DIRECTIVE:
Copy each line of the items below without any change, from the first line through the line containing "candle: [890, 321, 901, 366]", including that line.

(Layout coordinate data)
(begin)

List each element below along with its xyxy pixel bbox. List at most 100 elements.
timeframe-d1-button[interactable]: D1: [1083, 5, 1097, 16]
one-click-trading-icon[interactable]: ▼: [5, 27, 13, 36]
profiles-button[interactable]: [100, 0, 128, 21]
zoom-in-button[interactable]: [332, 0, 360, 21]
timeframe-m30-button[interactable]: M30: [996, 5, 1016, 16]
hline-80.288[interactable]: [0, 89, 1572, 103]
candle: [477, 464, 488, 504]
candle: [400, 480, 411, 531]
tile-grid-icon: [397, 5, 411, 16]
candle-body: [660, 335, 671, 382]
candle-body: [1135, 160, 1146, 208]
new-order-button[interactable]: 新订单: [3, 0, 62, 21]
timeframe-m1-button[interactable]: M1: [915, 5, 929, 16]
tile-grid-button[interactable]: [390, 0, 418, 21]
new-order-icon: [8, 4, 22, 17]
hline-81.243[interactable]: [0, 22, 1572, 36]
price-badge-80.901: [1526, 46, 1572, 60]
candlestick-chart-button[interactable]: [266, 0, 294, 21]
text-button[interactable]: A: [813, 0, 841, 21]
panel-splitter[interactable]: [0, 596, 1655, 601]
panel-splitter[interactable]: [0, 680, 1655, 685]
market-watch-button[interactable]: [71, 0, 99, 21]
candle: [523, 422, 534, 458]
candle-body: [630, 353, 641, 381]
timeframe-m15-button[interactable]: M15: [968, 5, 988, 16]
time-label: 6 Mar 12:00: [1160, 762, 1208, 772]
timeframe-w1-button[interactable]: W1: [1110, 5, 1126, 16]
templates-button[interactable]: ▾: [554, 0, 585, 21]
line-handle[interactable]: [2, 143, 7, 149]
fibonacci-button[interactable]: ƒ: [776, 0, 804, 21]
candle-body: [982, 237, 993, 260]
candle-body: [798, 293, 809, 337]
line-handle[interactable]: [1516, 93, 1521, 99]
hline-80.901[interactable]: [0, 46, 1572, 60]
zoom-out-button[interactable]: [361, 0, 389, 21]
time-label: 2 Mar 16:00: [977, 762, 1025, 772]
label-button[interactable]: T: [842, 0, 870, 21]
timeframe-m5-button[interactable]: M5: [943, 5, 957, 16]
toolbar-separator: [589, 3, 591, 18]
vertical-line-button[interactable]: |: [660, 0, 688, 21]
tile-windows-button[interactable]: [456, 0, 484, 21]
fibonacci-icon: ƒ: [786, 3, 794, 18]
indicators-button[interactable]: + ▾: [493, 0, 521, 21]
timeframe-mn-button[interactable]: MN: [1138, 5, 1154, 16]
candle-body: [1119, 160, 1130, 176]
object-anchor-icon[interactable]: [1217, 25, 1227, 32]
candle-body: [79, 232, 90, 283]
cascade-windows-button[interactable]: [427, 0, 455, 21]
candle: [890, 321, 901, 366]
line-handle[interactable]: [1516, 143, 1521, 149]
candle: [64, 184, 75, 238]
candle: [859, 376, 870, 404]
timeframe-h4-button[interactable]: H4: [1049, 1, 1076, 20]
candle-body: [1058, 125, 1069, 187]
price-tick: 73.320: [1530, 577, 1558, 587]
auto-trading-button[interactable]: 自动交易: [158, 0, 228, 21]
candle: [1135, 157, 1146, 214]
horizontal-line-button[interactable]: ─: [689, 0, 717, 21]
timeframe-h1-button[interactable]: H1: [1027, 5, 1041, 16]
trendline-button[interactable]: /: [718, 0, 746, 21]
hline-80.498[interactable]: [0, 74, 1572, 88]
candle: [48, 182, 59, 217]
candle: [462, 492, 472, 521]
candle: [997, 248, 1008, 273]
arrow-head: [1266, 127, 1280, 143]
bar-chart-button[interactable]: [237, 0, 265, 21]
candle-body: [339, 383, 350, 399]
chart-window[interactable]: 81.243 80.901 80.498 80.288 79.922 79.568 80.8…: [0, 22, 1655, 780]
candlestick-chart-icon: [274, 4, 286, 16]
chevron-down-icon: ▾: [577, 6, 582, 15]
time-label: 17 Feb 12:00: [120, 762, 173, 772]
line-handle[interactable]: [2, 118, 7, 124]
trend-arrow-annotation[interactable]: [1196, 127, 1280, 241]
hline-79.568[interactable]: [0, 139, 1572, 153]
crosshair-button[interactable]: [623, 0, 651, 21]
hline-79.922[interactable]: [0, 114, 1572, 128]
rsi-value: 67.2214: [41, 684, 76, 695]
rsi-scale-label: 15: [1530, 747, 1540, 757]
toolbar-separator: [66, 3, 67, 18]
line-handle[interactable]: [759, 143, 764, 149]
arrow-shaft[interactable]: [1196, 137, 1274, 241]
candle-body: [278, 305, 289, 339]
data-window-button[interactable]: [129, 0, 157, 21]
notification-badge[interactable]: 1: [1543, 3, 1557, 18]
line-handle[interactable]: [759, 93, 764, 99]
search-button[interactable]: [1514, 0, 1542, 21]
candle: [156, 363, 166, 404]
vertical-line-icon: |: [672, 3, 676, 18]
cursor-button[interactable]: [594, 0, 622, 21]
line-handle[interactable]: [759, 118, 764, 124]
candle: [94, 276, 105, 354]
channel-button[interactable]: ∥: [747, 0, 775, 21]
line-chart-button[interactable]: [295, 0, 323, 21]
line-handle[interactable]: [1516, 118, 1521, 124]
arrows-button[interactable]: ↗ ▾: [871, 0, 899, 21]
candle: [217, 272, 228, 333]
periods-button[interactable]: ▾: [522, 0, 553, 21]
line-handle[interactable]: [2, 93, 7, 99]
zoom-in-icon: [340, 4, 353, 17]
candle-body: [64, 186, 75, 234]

(end)

SOLUTION TO THIS TASK:
List each element below along with its xyxy pixel bbox. List at most 100 elements.
timeframe-d1-button[interactable]: D1: [1083, 5, 1097, 16]
one-click-trading-icon[interactable]: ▼: [5, 27, 13, 36]
profiles-button[interactable]: [100, 0, 128, 21]
zoom-in-button[interactable]: [332, 0, 360, 21]
timeframe-m30-button[interactable]: M30: [996, 5, 1016, 16]
hline-80.288[interactable]: [0, 89, 1572, 103]
candle: [477, 464, 488, 504]
candle: [400, 480, 411, 531]
tile-grid-icon: [397, 5, 411, 16]
candle-body: [660, 335, 671, 382]
candle-body: [1135, 160, 1146, 208]
new-order-button[interactable]: 新订单: [3, 0, 62, 21]
timeframe-m1-button[interactable]: M1: [915, 5, 929, 16]
tile-grid-button[interactable]: [390, 0, 418, 21]
new-order-icon: [8, 4, 22, 17]
hline-81.243[interactable]: [0, 22, 1572, 36]
price-badge-80.901: [1526, 46, 1572, 60]
candlestick-chart-button[interactable]: [266, 0, 294, 21]
text-button[interactable]: A: [813, 0, 841, 21]
panel-splitter[interactable]: [0, 596, 1655, 601]
panel-splitter[interactable]: [0, 680, 1655, 685]
market-watch-button[interactable]: [71, 0, 99, 21]
candle: [523, 422, 534, 458]
candle-body: [630, 353, 641, 381]
timeframe-m15-button[interactable]: M15: [968, 5, 988, 16]
time-label: 6 Mar 12:00: [1160, 762, 1208, 772]
timeframe-w1-button[interactable]: W1: [1110, 5, 1126, 16]
templates-button[interactable]: ▾: [554, 0, 585, 21]
line-handle[interactable]: [2, 143, 7, 149]
fibonacci-button[interactable]: ƒ: [776, 0, 804, 21]
candle-body: [982, 237, 993, 260]
candle-body: [798, 293, 809, 337]
line-handle[interactable]: [1516, 93, 1521, 99]
hline-80.901[interactable]: [0, 46, 1572, 60]
zoom-out-button[interactable]: [361, 0, 389, 21]
time-label: 2 Mar 16:00: [977, 762, 1025, 772]
label-button[interactable]: T: [842, 0, 870, 21]
timeframe-m5-button[interactable]: M5: [943, 5, 957, 16]
toolbar-separator: [589, 3, 591, 18]
vertical-line-button[interactable]: |: [660, 0, 688, 21]
tile-windows-button[interactable]: [456, 0, 484, 21]
fibonacci-icon: ƒ: [786, 3, 794, 18]
indicators-button[interactable]: + ▾: [493, 0, 521, 21]
timeframe-mn-button[interactable]: MN: [1138, 5, 1154, 16]
candle-body: [1119, 160, 1130, 176]
object-anchor-icon[interactable]: [1217, 25, 1227, 32]
candle-body: [79, 232, 90, 283]
cascade-windows-button[interactable]: [427, 0, 455, 21]
candle: [890, 321, 901, 366]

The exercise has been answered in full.